• _DOCUMENT EXCERPT_
------------------------------
The object of the study was the analysis of the practices inherent to the utilization of information in the decision making process in health in four districts within the State of Sao Paulo, according to the representations of the actors involved concerning the incorporation of information in this process. In this sense, Albuquerque's conception of "institutional practices in decision making processes", was useful. According to the latter, the decision making process takes shape as a set of conducts that precedes the formal act of deciding and prolongs itself beyond the conclusion of a project, thus constituting itself in a continual act, divisible only for analytic purposes.2 These conducts, in turn, constitute institutional practices that tend to reproduce and legitimize existing power relations among the institutional actors, that, consequently, are the object of their representations.
Furthermore, the dimensions of participatory decisions and informed decisions were contemplated. For the purposes of this study, it is understood that a participatory decision is one in which one or more actors have been given the oportunity to present their opinions (information, warnings, for example) before the decision was taken concretely.12 The parameter for the analysis of the relation between decision/information was the degree of clarity of the objectives, goals, indicators of success, norms or proceedures undertaken by those who took the decision, as well as the origin of the information they utilized.
The criteria utilized for choosing the districts included in this study were: the degree administrative autonomy of the district, according to NOB/96; and the complexity of the local health system, postulating that the more populous the district, the greater tends to be the complexity of its administrative organization. The fact that the initial criteria was populational is justified by the fact that the number of small sized districts is disproportionately greater than medium sized or larger districts in the State of Sao Paulo, as, incidentally, it is emphatically greater still in all the other Brazilian States. Thus, of the four cases included in this study, only one has more than 100,000 inhabitants. Adopting this procedure, an attempt was made to assure the study would portray differentiations with respect to the size of the districts and their relations to the Brazilian Health System which are present within our reality. As to all other data concerning the complexity of actions and health services rendered locally, the composition of the expenditure in this sector, the population's mortality profile, among others, the decision was taken to work with exactly the opposite that is, its heterogeneity for this is characteristic of the Brazilian reality. The search for this heterogeneity of available local resources is based on the premise that governs the regulation present in the NOB/96 itself: the larger the district, the more complex its health system tends to be, the greater its capacity to complement resources originating from federal and state transference funds for health, and the greater the possibility of having a greater degree of autonomy in the administration of the municipal health system.
Departing from these criteria, the following districts were studied: São José dos Campos (500 thousand inhabitants, seat of the Regional and Health Directory of the State Department of Health, qualified as completely autonomous administratively); Cajamar (less than 50 thousand inhabitants, qualified as completely autonomous administratively); Santo Antonio de Posse (less than 20 thousand inhabitants, recently qualified as completely autonomous administratively in primary care at the beginning of this study); and Mombuca (less than 3 thousand inhabitants, qualified as completely autonomous administratively in primary care).
------------------------------
• _EXTRACTED ENTRIES_
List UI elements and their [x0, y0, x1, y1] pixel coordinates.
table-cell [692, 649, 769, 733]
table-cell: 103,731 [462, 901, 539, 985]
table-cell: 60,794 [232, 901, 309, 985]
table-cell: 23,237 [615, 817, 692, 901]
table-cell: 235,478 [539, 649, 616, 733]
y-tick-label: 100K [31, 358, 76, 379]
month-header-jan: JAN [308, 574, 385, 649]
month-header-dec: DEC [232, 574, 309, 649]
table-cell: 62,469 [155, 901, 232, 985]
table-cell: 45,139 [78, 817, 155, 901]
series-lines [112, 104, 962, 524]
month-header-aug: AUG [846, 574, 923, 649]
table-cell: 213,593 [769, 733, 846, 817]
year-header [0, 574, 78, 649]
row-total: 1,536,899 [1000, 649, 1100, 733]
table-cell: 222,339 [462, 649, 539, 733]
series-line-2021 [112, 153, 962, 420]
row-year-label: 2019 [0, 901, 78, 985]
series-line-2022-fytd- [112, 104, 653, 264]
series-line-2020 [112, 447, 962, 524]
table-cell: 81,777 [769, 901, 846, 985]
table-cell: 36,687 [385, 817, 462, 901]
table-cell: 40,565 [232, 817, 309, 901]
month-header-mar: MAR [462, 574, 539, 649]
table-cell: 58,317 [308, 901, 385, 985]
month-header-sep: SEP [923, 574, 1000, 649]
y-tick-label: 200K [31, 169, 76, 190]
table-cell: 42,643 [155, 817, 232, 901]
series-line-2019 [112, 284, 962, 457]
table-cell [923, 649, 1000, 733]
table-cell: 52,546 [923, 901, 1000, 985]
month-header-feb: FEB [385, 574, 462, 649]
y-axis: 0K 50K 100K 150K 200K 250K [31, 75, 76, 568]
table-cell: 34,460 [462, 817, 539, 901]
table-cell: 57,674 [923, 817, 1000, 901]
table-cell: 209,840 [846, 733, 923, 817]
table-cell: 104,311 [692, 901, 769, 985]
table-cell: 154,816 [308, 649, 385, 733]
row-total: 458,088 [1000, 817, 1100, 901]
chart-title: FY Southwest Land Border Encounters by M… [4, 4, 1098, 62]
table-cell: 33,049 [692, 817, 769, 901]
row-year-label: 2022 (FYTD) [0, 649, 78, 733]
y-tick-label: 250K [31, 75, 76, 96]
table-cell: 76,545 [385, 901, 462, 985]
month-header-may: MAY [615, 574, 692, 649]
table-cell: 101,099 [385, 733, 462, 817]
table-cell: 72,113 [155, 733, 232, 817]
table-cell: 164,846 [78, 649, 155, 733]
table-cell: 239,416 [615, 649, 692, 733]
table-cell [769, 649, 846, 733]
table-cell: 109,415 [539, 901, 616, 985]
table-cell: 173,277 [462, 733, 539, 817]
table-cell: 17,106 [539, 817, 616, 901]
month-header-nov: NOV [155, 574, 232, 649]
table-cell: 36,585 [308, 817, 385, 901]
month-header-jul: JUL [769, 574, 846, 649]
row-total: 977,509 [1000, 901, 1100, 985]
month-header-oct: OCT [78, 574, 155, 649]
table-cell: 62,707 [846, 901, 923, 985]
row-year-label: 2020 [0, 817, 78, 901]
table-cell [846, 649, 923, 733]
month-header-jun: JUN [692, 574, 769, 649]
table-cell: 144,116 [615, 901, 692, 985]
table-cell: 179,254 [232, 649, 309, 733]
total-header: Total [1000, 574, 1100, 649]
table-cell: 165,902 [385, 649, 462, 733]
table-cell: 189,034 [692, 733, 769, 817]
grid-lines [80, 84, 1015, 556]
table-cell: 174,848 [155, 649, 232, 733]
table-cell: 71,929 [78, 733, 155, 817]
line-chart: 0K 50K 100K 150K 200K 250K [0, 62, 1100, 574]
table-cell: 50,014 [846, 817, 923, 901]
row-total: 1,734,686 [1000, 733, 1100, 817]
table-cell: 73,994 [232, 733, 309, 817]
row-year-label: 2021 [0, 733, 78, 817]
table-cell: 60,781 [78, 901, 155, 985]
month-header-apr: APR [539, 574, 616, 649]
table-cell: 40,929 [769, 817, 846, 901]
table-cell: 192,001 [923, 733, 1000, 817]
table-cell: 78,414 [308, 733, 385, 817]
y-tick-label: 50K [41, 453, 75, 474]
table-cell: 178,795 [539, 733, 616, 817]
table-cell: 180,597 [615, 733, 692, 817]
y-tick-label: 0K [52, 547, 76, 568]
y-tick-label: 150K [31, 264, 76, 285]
------------------------------
• _EXERCISE SET_
(1) From the excerpt on health decision making in São Paulo districts, list every district the study examined.
(2) In two sentences, summarize the excerpt on health decision making in São Paulo districts.
(3) Pick up the excerpt on health decision making in São Paulo districts after its final sentence and continue it.

• _THE REPLIES_
(1)
São José dos Campos
Cajamar
Santo Antonio de Posse
Mombuca

(2) The study analyzed how information is used in health decision making in four districts of the State of Sao Paulo, drawing on Albuquerque's view of decision making as a continual set of institutional practices and also considering participatory and informed decisions. The districts were chosen by their degree of administrative autonomy under NOB/96 and by population size as a sign of system complexity, which yielded São José dos Campos, Cajamar, Santo Antonio de Posse, and Mombuca.

(3)
As to the techniques and instruments utilized for collecting data, the following were used: analysis of the quantitative data available in the databanks of the oficial institutions; analysis of the official documents of the municipal institutions in existence in the districts included in this study; semi-structured interviews with the principal actors involved in local decision making processes, including the technical staff; observation of meetings in the respective Municipal Health Councils; and focus groups undertaken in each of the districts studied.
The interpellation among the distinct sources of information was undertaken by means of the "triangulation" of the data obtained through the distinct techniques mentioned above.1 In this way the investigators sought to resort to the principal components of a simplified methodology for aprending and surveying local health needs that may be repeated in other districts, making it possible for local health policies to be based on non passive information, which, in turn, transforms the Virtual Health Library in an essential support towards this end.
Independently of its size, organizational capacity and the complexity of the health equipment infrastructure available in the district, the central concern of its administrators resides in developing the traditional programs instituted by the state and federal government, utilizing rationally its resources rather than trying to change or innovate the health policy delineated since the Brazilian Health System was instituted.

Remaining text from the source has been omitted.